TASK 1:
Write out the rows below word for word, starting with the first row and going on through the line that contains "UI element localization: list", and leave the pictures out.

READING TEXT:
******

The Swiss bank said on Thursday that it would carve up its investment bank, cut thousands of jobs and raise $4 billion in capital from the state-owned Saudi National Bank and other investors, as it seeks to move on from years of losses and scandals around the world.
The announcement came as the firm reported that it had lost 342 million Swiss francs, or $346 million, in the third quarter, a sharp swing from a $1 billion profit a year ago. And that excluded taxes and hefty costs related to the restructuring; including those charges, the bank’s third-quarter loss was just over 4 billion Swiss francs.
Credit Suisse’s stock fell more than 18 percent on Thursday, as investors absorbed the scale of the firm’s reorganization plans and the amount of capital it was seeking to raise by selling new shares.
Thursday’s announcement punctuates the daunting challenges facing the 166-year-old lender, a linchpin of Switzerland’s banking system. For years, it has stumbled from crisis to crisis, including billions of dollars in losses, costly legal settlements and a series of executive departures — including the ouster of a chief executive, Tidjane Thiam, over the surveillance of employees.
Fears about undiscovered financial land mines in the bank’s books have weighed heavily. Its stock has fallen 60 percent so far this year, pulled down in part by unfounded rumors about its solvency. That speculation may have also spooked clients, with the bank reporting a loss of $13 billion in assets under management during the most recent quarter.
The bank’s latest earnings announcement underscored the urgency behind the vast restructuring. Credit Suisse said it reflected weak performance in its investment bank, as well as charges related to legal settlements in a New Jersey mortgage-bonds investigation and a French money-laundering case.
To bolster its finances, Credit Suisse said it would cut its costs by some $2.5 billion through measures including layoffs that would reduce its employee count by 9,000 positions. It employed about 52,000 people at the end of September.
And it plans to raise about $4 billion by selling new shares to investors to shore up its capital reserves, including more than $1 billion to Saudi National Bank, a new shareholder that would own up to 10 percent of Credit Suisse after the transaction.
Credit Suisse’s revamp caps months of promises by its management team — including its chief executive of six months, Ulrich Körner — to devise a strategy to make the bank smaller and more financially prudent. What emerged from the review was a plan to focus on its private wealth unit, which represents more than a third of its revenue and manages more than $640 billion in assets, and to keep only the operations that directly support this business.

******

MATERIAL SUPPLIED:
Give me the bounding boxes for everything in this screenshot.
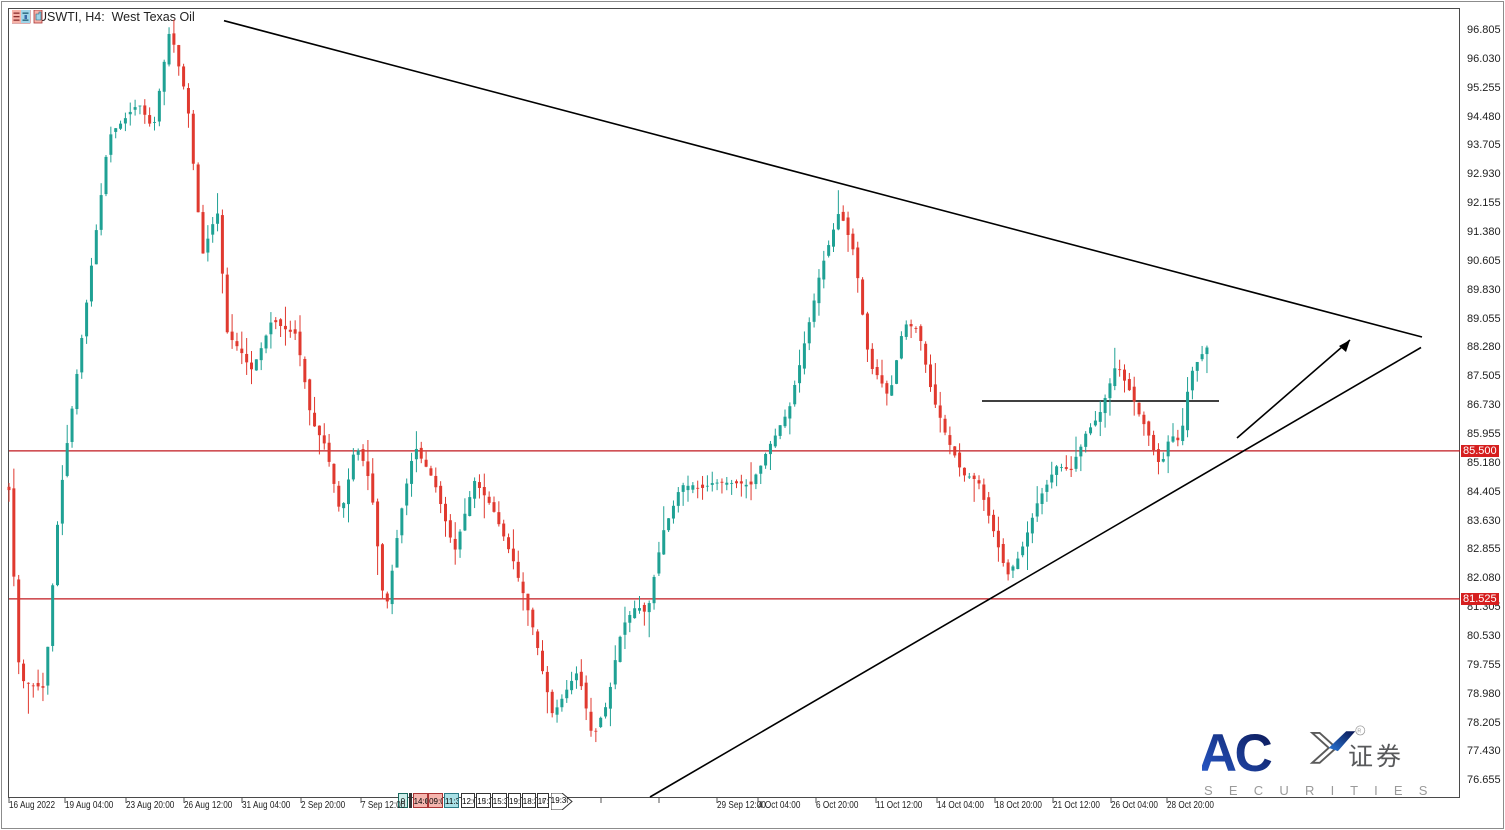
svg-text:AC: AC — [1202, 724, 1271, 781]
svg-text:R: R — [1357, 729, 1361, 735]
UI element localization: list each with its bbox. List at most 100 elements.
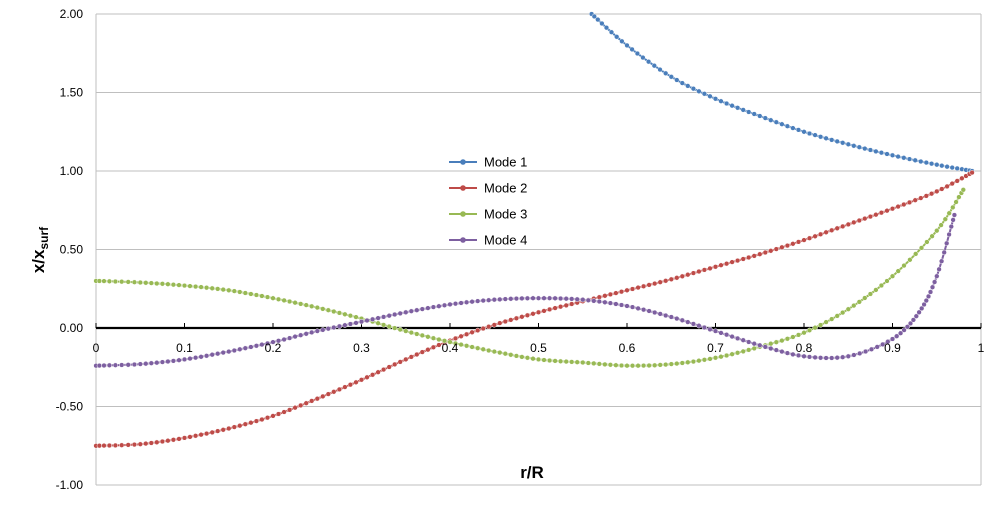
legend-item: Mode 3 xyxy=(449,207,527,222)
data-point xyxy=(369,372,376,378)
data-point xyxy=(380,314,387,320)
data-point xyxy=(795,239,802,245)
data-point xyxy=(192,283,199,290)
data-point xyxy=(364,317,370,324)
data-point xyxy=(314,328,320,334)
data-point xyxy=(386,313,392,319)
data-point xyxy=(950,217,956,223)
data-point xyxy=(486,297,492,303)
data-point xyxy=(392,325,398,331)
data-point xyxy=(746,347,752,353)
data-point xyxy=(801,353,807,359)
data-point xyxy=(347,382,354,388)
data-point xyxy=(248,291,254,297)
data-point xyxy=(762,344,768,350)
data-point xyxy=(934,162,940,168)
data-point xyxy=(447,301,453,308)
data-point xyxy=(823,355,829,361)
data-point xyxy=(834,138,840,145)
data-point xyxy=(913,313,919,319)
data-point xyxy=(519,295,525,302)
data-point xyxy=(364,374,370,380)
data-point xyxy=(690,321,697,327)
data-point xyxy=(347,321,354,327)
data-point xyxy=(784,350,791,356)
data-point xyxy=(901,327,907,333)
data-point xyxy=(938,258,945,264)
data-point xyxy=(96,362,103,369)
data-point xyxy=(106,362,113,368)
data-point xyxy=(237,423,243,429)
data-point xyxy=(884,208,890,214)
data-point xyxy=(513,295,520,302)
x-tick-label: 0.5 xyxy=(530,341,547,355)
data-point xyxy=(840,140,846,146)
data-point xyxy=(790,125,796,131)
data-point xyxy=(690,358,697,365)
data-point xyxy=(209,352,215,358)
data-point xyxy=(912,157,918,163)
data-point xyxy=(712,96,719,102)
data-point xyxy=(790,334,796,340)
data-point xyxy=(607,300,614,306)
data-point xyxy=(885,339,891,345)
data-point xyxy=(574,296,580,302)
x-axis-title: r/R xyxy=(520,463,544,482)
legend-label: Mode 2 xyxy=(484,181,527,196)
data-point xyxy=(953,199,959,205)
data-point xyxy=(480,297,486,304)
data-point xyxy=(948,223,954,230)
data-point xyxy=(718,330,724,336)
data-point xyxy=(557,358,564,364)
data-point xyxy=(884,151,890,157)
data-point xyxy=(734,105,741,111)
data-point xyxy=(823,135,829,141)
y-tick-label: 1.50 xyxy=(60,86,84,100)
data-point xyxy=(668,314,674,320)
data-point xyxy=(176,357,182,363)
data-point xyxy=(298,402,304,409)
x-tick-label: 1 xyxy=(978,341,985,355)
data-point xyxy=(959,175,965,181)
data-point xyxy=(397,326,403,333)
data-point xyxy=(918,195,924,201)
data-point xyxy=(873,212,879,218)
data-point xyxy=(954,178,960,184)
data-point xyxy=(181,282,188,289)
data-point xyxy=(834,355,840,361)
data-point xyxy=(723,261,730,267)
x-tick-label: 0 xyxy=(93,341,100,355)
data-point xyxy=(663,312,669,319)
data-point xyxy=(170,358,177,364)
data-point xyxy=(784,336,791,342)
data-point xyxy=(358,377,365,383)
data-point xyxy=(596,298,602,305)
data-point xyxy=(419,349,425,355)
data-point xyxy=(414,307,420,313)
data-point xyxy=(563,358,569,365)
data-point xyxy=(569,359,575,365)
data-point xyxy=(375,320,381,326)
y-tick-label: 1.00 xyxy=(60,164,84,178)
series-3 xyxy=(93,187,966,369)
data-point xyxy=(812,354,818,361)
data-point xyxy=(463,331,470,337)
data-point xyxy=(215,286,221,292)
data-point xyxy=(618,362,625,369)
data-point xyxy=(629,286,636,292)
data-point xyxy=(552,295,558,301)
data-point xyxy=(436,342,442,348)
data-point xyxy=(585,297,591,303)
data-point xyxy=(779,337,785,344)
data-point xyxy=(685,83,691,89)
data-point xyxy=(292,333,298,340)
data-point xyxy=(629,363,636,369)
data-point xyxy=(954,165,960,172)
data-point xyxy=(502,296,508,302)
data-point xyxy=(125,442,131,448)
data-point xyxy=(668,74,674,80)
data-point xyxy=(712,328,719,334)
data-point xyxy=(314,304,320,311)
data-point xyxy=(856,144,862,150)
data-point xyxy=(508,296,514,302)
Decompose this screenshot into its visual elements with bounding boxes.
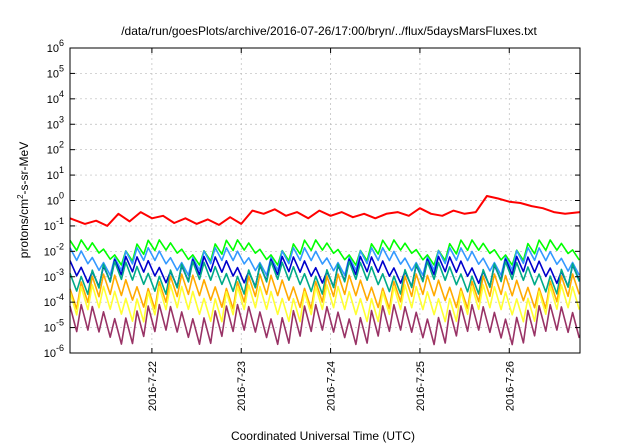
y-tick-base: 10 <box>44 272 56 284</box>
y-tick-base: 10 <box>44 221 56 233</box>
y-tick-base: 10 <box>47 196 59 208</box>
y-tick-exponent: -3 <box>56 267 64 277</box>
y-tick-base: 10 <box>47 68 59 80</box>
y-tick-label: 10-5 <box>44 318 64 335</box>
y-tick-exponent: 1 <box>59 165 64 175</box>
series-line-6 <box>69 284 581 323</box>
y-tick-label: 106 <box>47 38 64 55</box>
series-line-0 <box>69 195 581 227</box>
y-tick-label: 101 <box>47 165 64 182</box>
x-axis-ticks: 2016-7-22 2016-7-23 2016-7-24 2016-7-25 2016… <box>147 48 516 411</box>
y-tick-exponent: 6 <box>59 38 64 48</box>
series-line-1 <box>69 239 580 266</box>
y-tick-label: 10-4 <box>44 292 64 309</box>
y-tick-label: 10-2 <box>44 241 64 258</box>
y-tick-base: 10 <box>47 43 59 55</box>
y-tick-base: 10 <box>47 145 59 157</box>
y-tick-exponent: 4 <box>59 89 64 99</box>
y-tick-exponent: -2 <box>56 241 64 251</box>
x-tick-label: 2016-7-24 <box>326 361 338 411</box>
y-tick-exponent: 0 <box>59 191 64 201</box>
chart-title: /data/run/goesPlots/archive/2016-07-26/1… <box>121 24 537 38</box>
series-line-4 <box>69 260 581 296</box>
y-tick-base: 10 <box>47 119 59 131</box>
series-lines <box>69 195 581 346</box>
y-tick-exponent: -6 <box>56 343 64 353</box>
x-tick-label: 2016-7-23 <box>236 361 248 411</box>
y-axis-label-sup: 2 <box>16 194 25 199</box>
y-tick-base: 10 <box>47 94 59 106</box>
series-line-5 <box>69 273 581 310</box>
y-tick-exponent: 3 <box>59 114 64 124</box>
y-tick-label: 10-6 <box>44 343 64 360</box>
y-tick-base: 10 <box>44 323 56 335</box>
grid-lines <box>70 48 580 353</box>
x-tick-label: 2016-7-22 <box>147 361 159 411</box>
y-tick-label: 102 <box>47 140 64 157</box>
y-tick-base: 10 <box>44 246 56 258</box>
y-tick-exponent: 2 <box>59 140 64 150</box>
y-tick-exponent: -4 <box>56 292 64 302</box>
y-tick-exponent: -5 <box>56 318 64 328</box>
x-tick-label: 2016-7-26 <box>504 361 516 411</box>
x-axis-label: Coordinated Universal Time (UTC) <box>231 429 415 443</box>
y-tick-label: 100 <box>47 191 64 208</box>
series-line-7 <box>69 303 581 346</box>
y-tick-label: 104 <box>47 89 64 106</box>
y-tick-exponent: -1 <box>56 216 64 226</box>
y-tick-label: 105 <box>47 63 64 80</box>
y-tick-base: 10 <box>44 297 56 309</box>
y-tick-label: 10-3 <box>44 267 64 284</box>
y-tick-exponent: 5 <box>59 63 64 73</box>
y-axis-label-post: -s-sr-MeV <box>17 142 31 195</box>
y-tick-base: 10 <box>44 348 56 360</box>
y-axis-label-pre: protons/cm <box>17 199 31 258</box>
y-tick-label: 103 <box>47 114 64 131</box>
y-tick-base: 10 <box>47 170 59 182</box>
y-axis-ticks: 10-610-510-410-310-210-11001011021031041… <box>44 38 580 360</box>
y-tick-label: 10-1 <box>44 216 64 233</box>
x-tick-label: 2016-7-25 <box>415 361 427 411</box>
y-axis-label: protons/cm2-s-sr-MeV <box>16 142 31 258</box>
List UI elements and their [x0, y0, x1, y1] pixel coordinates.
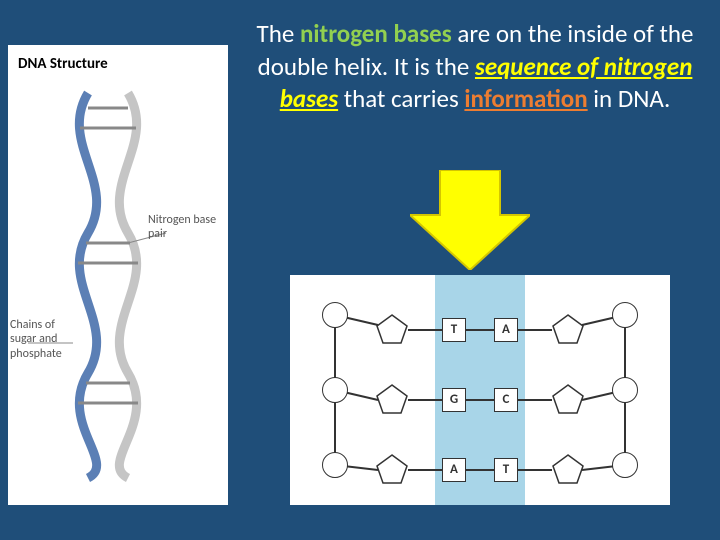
down-arrow-icon — [410, 170, 530, 270]
sugar-icon — [375, 313, 409, 345]
label-nitrogen-base-pair: Nitrogen base pair — [148, 213, 218, 242]
base-pair-diagram: T A G C A T — [290, 275, 670, 505]
sugar-icon — [551, 383, 585, 415]
dna-structure-title: DNA Structure — [18, 55, 218, 73]
highlight-nitrogen-bases: nitrogen bases — [300, 18, 452, 49]
phosphate-icon — [612, 302, 638, 328]
base-box: T — [494, 458, 518, 482]
text-frag: in DNA. — [588, 83, 671, 114]
sugar-icon — [375, 453, 409, 485]
base-box: T — [442, 318, 466, 342]
base-box: C — [494, 388, 518, 412]
phosphate-icon — [612, 377, 638, 403]
dna-structure-panel: DNA Structure Nitrogen base pair Chain — [8, 45, 228, 505]
highlight-information: information — [464, 83, 587, 114]
text-frag: that carries — [338, 83, 464, 114]
base-box: G — [442, 388, 466, 412]
sugar-icon — [551, 313, 585, 345]
sugar-icon — [551, 453, 585, 485]
base-box: A — [442, 458, 466, 482]
phosphate-icon — [322, 377, 348, 403]
text-frag: The — [257, 18, 300, 49]
main-explanation-text: The nitrogen bases are on the inside of … — [245, 18, 705, 116]
base-box: A — [494, 318, 518, 342]
helix-diagram: Nitrogen base pair Chains of sugar and p… — [18, 83, 218, 483]
label-sugar-phosphate: Chains of sugar and phosphate — [10, 318, 75, 361]
phosphate-icon — [322, 302, 348, 328]
phosphate-icon — [322, 452, 348, 478]
sugar-icon — [375, 383, 409, 415]
phosphate-icon — [612, 452, 638, 478]
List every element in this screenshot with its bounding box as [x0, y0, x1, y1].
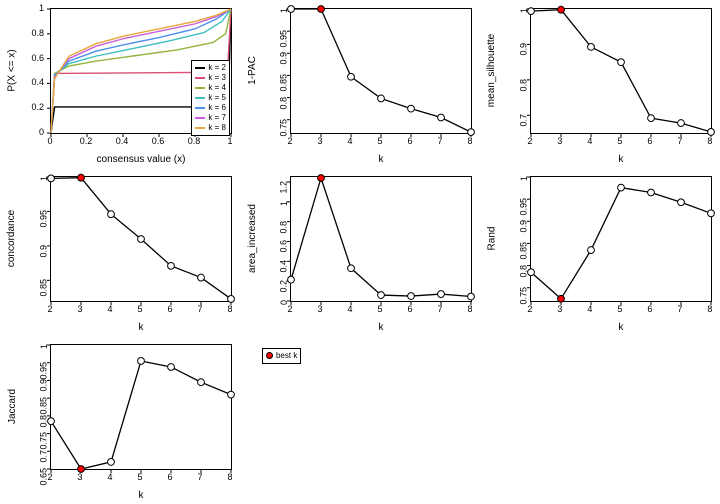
- legend-line-icon: [195, 127, 205, 129]
- xlabel-concordance: k: [50, 322, 232, 333]
- ylabel-silhouette: mean_silhouette: [486, 8, 498, 134]
- chart-grid: P(X <= x) consensus value (x) 00.20.40.6…: [0, 0, 720, 504]
- legend-item-label: k = 8: [208, 123, 226, 133]
- ylabel-jaccard: Jaccard: [6, 344, 18, 470]
- panel-jaccard: Jaccard k 23456780.650.70.750.80.850.90.…: [0, 336, 240, 504]
- ylabel-area-increased: area_increased: [246, 176, 258, 302]
- plot-concordance: [50, 176, 232, 302]
- legend-item-label: k = 3: [208, 73, 226, 83]
- legend-item-label: k = 2: [208, 63, 226, 73]
- panel-legend: best k: [240, 336, 480, 504]
- legend-item-label: k = 6: [208, 103, 226, 113]
- panel-1pac: 1-PAC k 23456780.750.80.850.90.951: [240, 0, 480, 168]
- ylabel-1pac: 1-PAC: [246, 8, 258, 134]
- plot-1pac: [290, 8, 472, 134]
- legend-line-icon: [195, 117, 205, 119]
- legend-line-icon: [195, 97, 205, 99]
- legend-line-icon: [195, 67, 205, 69]
- legend-line-icon: [195, 87, 205, 89]
- panel-empty: [480, 336, 720, 504]
- xlabel-jaccard: k: [50, 490, 232, 501]
- plot-rand: [530, 176, 712, 302]
- legend-item-label: k = 5: [208, 93, 226, 103]
- ylabel-ecdf: P(X <= x): [6, 8, 18, 134]
- legend-line-icon: [195, 107, 205, 109]
- panel-silhouette: mean_silhouette k 23456780.70.80.91: [480, 0, 720, 168]
- ylabel-concordance: concordance: [6, 176, 18, 302]
- plot-jaccard: [50, 344, 232, 470]
- xlabel-1pac: k: [290, 154, 472, 165]
- ecdf-legend: k = 2k = 3k = 4k = 5k = 6k = 7k = 8: [191, 60, 230, 136]
- plot-silhouette: [530, 8, 712, 134]
- xlabel-ecdf: consensus value (x): [50, 154, 232, 165]
- best-k-legend: best k: [262, 348, 301, 364]
- ylabel-rand: Rand: [486, 176, 498, 302]
- best-k-label: best k: [276, 351, 297, 361]
- xlabel-area-increased: k: [290, 322, 472, 333]
- panel-concordance: concordance k 23456780.850.90.951: [0, 168, 240, 336]
- legend-item-label: k = 4: [208, 83, 226, 93]
- legend-line-icon: [195, 77, 205, 79]
- xlabel-silhouette: k: [530, 154, 712, 165]
- panel-area-increased: area_increased k 234567800.20.40.60.811.…: [240, 168, 480, 336]
- plot-area-increased: [290, 176, 472, 302]
- xlabel-rand: k: [530, 322, 712, 333]
- legend-item-label: k = 7: [208, 113, 226, 123]
- panel-rand: Rand k 23456780.750.80.850.90.951: [480, 168, 720, 336]
- best-k-dot-icon: [266, 352, 273, 359]
- panel-ecdf: P(X <= x) consensus value (x) 00.20.40.6…: [0, 0, 240, 168]
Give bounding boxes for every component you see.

******

TASK 2:
Reproduce the Credit Suisse article word for word, starting with "Fears about undiscovered" and going on through "end of September.".

COMPLETE RESPONSE 1:
Give me the bounding boxes for everything in this screenshot.
svg-text:AC: AC — [1202, 724, 1271, 781]
svg-text:R: R — [1357, 729, 1361, 735]
UI element localization: list each with its bbox. List at most 100 elements.

COMPLETE RESPONSE 2:
Fears about undiscovered financial land mines in the bank’s books have weighed heavily. Its stock has fallen 60 percent so far this year, pulled down in part by unfounded rumors about its solvency. That speculation may have also spooked clients, with the bank reporting a loss of $13 billion in assets under management during the most recent quarter.
The bank’s latest earnings announcement underscored the urgency behind the vast restructuring. Credit Suisse said it reflected weak performance in its investment bank, as well as charges related to legal settlements in a New Jersey mortgage-bonds investigation and a French money-laundering case.
To bolster its finances, Credit Suisse said it would cut its costs by some $2.5 billion through measures including layoffs that would reduce its employee count by 9,000 positions. It employed about 52,000 people at the end of September.